--- SHORT TASK ---
Give the listing again in full, exactly as written.

--- Records from a data collection ---

--------------------

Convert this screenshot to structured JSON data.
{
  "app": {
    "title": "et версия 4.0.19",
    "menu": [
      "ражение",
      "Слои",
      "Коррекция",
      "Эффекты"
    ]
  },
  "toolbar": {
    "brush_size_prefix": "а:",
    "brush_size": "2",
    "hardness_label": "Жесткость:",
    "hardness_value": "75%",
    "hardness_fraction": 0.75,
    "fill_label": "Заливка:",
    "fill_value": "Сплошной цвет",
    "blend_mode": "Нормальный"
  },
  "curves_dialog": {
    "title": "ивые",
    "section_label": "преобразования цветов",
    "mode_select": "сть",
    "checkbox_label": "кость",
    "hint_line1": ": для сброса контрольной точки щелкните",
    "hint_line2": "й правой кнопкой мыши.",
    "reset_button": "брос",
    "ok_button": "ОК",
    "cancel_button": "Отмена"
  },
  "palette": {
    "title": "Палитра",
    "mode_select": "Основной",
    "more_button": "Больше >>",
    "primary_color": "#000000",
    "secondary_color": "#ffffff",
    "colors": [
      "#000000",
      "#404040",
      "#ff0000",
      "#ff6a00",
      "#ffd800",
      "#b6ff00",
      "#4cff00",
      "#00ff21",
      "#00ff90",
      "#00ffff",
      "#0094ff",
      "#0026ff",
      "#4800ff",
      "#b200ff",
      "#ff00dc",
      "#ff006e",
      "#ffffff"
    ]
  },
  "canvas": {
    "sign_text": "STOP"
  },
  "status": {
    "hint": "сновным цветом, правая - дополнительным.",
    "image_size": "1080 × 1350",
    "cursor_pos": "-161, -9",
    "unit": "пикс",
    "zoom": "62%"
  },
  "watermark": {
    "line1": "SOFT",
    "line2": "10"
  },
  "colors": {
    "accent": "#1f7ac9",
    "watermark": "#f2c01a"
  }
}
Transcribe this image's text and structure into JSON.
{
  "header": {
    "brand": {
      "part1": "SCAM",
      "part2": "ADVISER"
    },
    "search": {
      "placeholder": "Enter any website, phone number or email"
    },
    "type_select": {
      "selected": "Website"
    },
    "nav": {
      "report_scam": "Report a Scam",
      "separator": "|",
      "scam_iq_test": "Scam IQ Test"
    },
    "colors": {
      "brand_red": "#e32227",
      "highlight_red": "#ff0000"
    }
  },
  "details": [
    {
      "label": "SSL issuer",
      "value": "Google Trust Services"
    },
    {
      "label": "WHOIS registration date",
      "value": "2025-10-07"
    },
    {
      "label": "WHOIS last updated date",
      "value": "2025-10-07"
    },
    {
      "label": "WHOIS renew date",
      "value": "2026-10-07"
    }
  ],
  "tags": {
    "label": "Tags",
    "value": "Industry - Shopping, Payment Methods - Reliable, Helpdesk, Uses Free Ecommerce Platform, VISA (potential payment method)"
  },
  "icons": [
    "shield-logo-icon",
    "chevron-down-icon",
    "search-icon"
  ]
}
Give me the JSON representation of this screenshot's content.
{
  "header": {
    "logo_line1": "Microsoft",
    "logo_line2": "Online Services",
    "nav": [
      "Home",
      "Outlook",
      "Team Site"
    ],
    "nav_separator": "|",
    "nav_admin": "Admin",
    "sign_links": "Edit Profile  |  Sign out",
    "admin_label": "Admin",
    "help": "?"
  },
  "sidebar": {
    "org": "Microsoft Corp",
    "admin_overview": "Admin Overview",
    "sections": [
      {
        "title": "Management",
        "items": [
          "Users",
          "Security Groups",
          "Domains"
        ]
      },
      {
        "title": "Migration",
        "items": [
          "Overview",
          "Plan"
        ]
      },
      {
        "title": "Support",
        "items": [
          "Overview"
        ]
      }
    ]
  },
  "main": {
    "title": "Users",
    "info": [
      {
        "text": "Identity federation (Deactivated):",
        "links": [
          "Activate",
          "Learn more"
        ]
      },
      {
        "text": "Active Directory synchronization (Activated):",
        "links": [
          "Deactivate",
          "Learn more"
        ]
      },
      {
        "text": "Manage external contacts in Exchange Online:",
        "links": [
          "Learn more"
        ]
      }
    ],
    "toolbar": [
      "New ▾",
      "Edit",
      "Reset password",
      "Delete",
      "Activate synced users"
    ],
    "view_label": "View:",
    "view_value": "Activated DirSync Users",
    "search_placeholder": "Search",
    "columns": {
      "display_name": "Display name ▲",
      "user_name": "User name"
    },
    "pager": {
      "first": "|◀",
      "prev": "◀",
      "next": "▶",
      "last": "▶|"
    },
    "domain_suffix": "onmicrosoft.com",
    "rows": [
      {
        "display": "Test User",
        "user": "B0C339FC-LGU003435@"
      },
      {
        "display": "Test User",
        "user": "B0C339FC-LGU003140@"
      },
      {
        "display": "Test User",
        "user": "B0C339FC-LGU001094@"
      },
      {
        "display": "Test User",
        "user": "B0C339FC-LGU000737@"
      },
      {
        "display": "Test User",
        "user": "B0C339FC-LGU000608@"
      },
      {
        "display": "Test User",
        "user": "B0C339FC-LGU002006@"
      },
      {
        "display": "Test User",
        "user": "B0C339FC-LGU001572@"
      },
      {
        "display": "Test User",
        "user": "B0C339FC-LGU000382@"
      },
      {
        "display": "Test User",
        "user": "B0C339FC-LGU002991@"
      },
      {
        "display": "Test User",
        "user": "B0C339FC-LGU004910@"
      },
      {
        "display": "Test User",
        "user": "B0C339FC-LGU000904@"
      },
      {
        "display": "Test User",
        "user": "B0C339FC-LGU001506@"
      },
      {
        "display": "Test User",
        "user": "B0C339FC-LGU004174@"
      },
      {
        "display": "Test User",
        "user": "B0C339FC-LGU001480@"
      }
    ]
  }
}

--------------------

--- SOLUTION TO THE PROBLEM ---
Convert this screenshot to structured JSON data.
{
  "app": {
    "title": "et версия 4.0.19",
    "menu": [
      "ражение",
      "Слои",
      "Коррекция",
      "Эффекты"
    ]
  },
  "toolbar": {
    "brush_size_prefix": "а:",
    "brush_size": "2",
    "hardness_label": "Жесткость:",
    "hardness_value": "75%",
    "hardness_fraction": 0.75,
    "fill_label": "Заливка:",
    "fill_value": "Сплошной цвет",
    "blend_mode": "Нормальный"
  },
  "curves_dialog": {
    "title": "ивые",
    "section_label": "преобразования цветов",
    "mode_select": "сть",
    "checkbox_label": "кость",
    "hint_line1": ": для сброса контрольной точки щелкните",
    "hint_line2": "й правой кнопкой мыши.",
    "reset_button": "брос",
    "ok_button": "ОК",
    "cancel_button": "Отмена"
  },
  "palette": {
    "title": "Палитра",
    "mode_select": "Основной",
    "more_button": "Больше >>",
    "primary_color": "#000000",
    "secondary_color": "#ffffff",
    "colors": [
      "#000000",
      "#404040",
      "#ff0000",
      "#ff6a00",
      "#ffd800",
      "#b6ff00",
      "#4cff00",
      "#00ff21",
      "#00ff90",
      "#00ffff",
      "#0094ff",
      "#0026ff",
      "#4800ff",
      "#b200ff",
      "#ff00dc",
      "#ff006e",
      "#ffffff"
    ]
  },
  "canvas": {
    "sign_text": "STOP"
  },
  "status": {
    "hint": "сновным цветом, правая - дополнительным.",
    "image_size": "1080 × 1350",
    "cursor_pos": "-161, -9",
    "unit": "пикс",
    "zoom": "62%"
  },
  "watermark": {
    "line1": "SOFT",
    "line2": "10"
  },
  "colors": {
    "accent": "#1f7ac9",
    "watermark": "#f2c01a"
  }
}
Transcribe this image's text and structure into JSON.
{
  "header": {
    "brand": {
      "part1": "SCAM",
      "part2": "ADVISER"
    },
    "search": {
      "placeholder": "Enter any website, phone number or email"
    },
    "type_select": {
      "selected": "Website"
    },
    "nav": {
      "report_scam": "Report a Scam",
      "separator": "|",
      "scam_iq_test": "Scam IQ Test"
    },
    "colors": {
      "brand_red": "#e32227",
      "highlight_red": "#ff0000"
    }
  },
  "details": [
    {
      "label": "SSL issuer",
      "value": "Google Trust Services"
    },
    {
      "label": "WHOIS registration date",
      "value": "2025-10-07"
    },
    {
      "label": "WHOIS last updated date",
      "value": "2025-10-07"
    },
    {
      "label": "WHOIS renew date",
      "value": "2026-10-07"
    }
  ],
  "tags": {
    "label": "Tags",
    "value": "Industry - Shopping, Payment Methods - Reliable, Helpdesk, Uses Free Ecommerce Platform, VISA (potential payment method)"
  },
  "icons": [
    "shield-logo-icon",
    "chevron-down-icon",
    "search-icon"
  ]
}
Give me the JSON representation of this screenshot's content.
{
  "header": {
    "logo_line1": "Microsoft",
    "logo_line2": "Online Services",
    "nav": [
      "Home",
      "Outlook",
      "Team Site"
    ],
    "nav_separator": "|",
    "nav_admin": "Admin",
    "sign_links": "Edit Profile  |  Sign out",
    "admin_label": "Admin",
    "help": "?"
  },
  "sidebar": {
    "org": "Microsoft Corp",
    "admin_overview": "Admin Overview",
    "sections": [
      {
        "title": "Management",
        "items": [
          "Users",
          "Security Groups",
          "Domains"
        ]
      },
      {
        "title": "Migration",
        "items": [
          "Overview",
          "Plan"
        ]
      },
      {
        "title": "Support",
        "items": [
          "Overview"
        ]
      }
    ]
  },
  "main": {
    "title": "Users",
    "info": [
      {
        "text": "Identity federation (Deactivated):",
        "links": [
          "Activate",
          "Learn more"
        ]
      },
      {
        "text": "Active Directory synchronization (Activated):",
        "links": [
          "Deactivate",
          "Learn more"
        ]
      },
      {
        "text": "Manage external contacts in Exchange Online:",
        "links": [
          "Learn more"
        ]
      }
    ],
    "toolbar": [
      "New ▾",
      "Edit",
      "Reset password",
      "Delete",
      "Activate synced users"
    ],
    "view_label": "View:",
    "view_value": "Activated DirSync Users",
    "search_placeholder": "Search",
    "columns": {
      "display_name": "Display name ▲",
      "user_name": "User name"
    },
    "pager": {
      "first": "|◀",
      "prev": "◀",
      "next": "▶",
      "last": "▶|"
    },
    "domain_suffix": "onmicrosoft.com",
    "rows": [
      {
        "display": "Test User",
        "user": "B0C339FC-LGU003435@"
      },
      {
        "display": "Test User",
        "user": "B0C339FC-LGU003140@"
      },
      {
        "display": "Test User",
        "user": "B0C339FC-LGU001094@"
      },
      {
        "display": "Test User",
        "user": "B0C339FC-LGU000737@"
      },
      {
        "display": "Test User",
        "user": "B0C339FC-LGU000608@"
      },
      {
        "display": "Test User",
        "user": "B0C339FC-LGU002006@"
      },
      {
        "display": "Test User",
        "user": "B0C339FC-LGU001572@"
      },
      {
        "display": "Test User",
        "user": "B0C339FC-LGU000382@"
      },
      {
        "display": "Test User",
        "user": "B0C339FC-LGU002991@"
      },
      {
        "display": "Test User",
        "user": "B0C339FC-LGU004910@"
      },
      {
        "display": "Test User",
        "user": "B0C339FC-LGU000904@"
      },
      {
        "display": "Test User",
        "user": "B0C339FC-LGU001506@"
      },
      {
        "display": "Test User",
        "user": "B0C339FC-LGU004174@"
      },
      {
        "display": "Test User",
        "user": "B0C339FC-LGU001480@"
      }
    ]
  }
}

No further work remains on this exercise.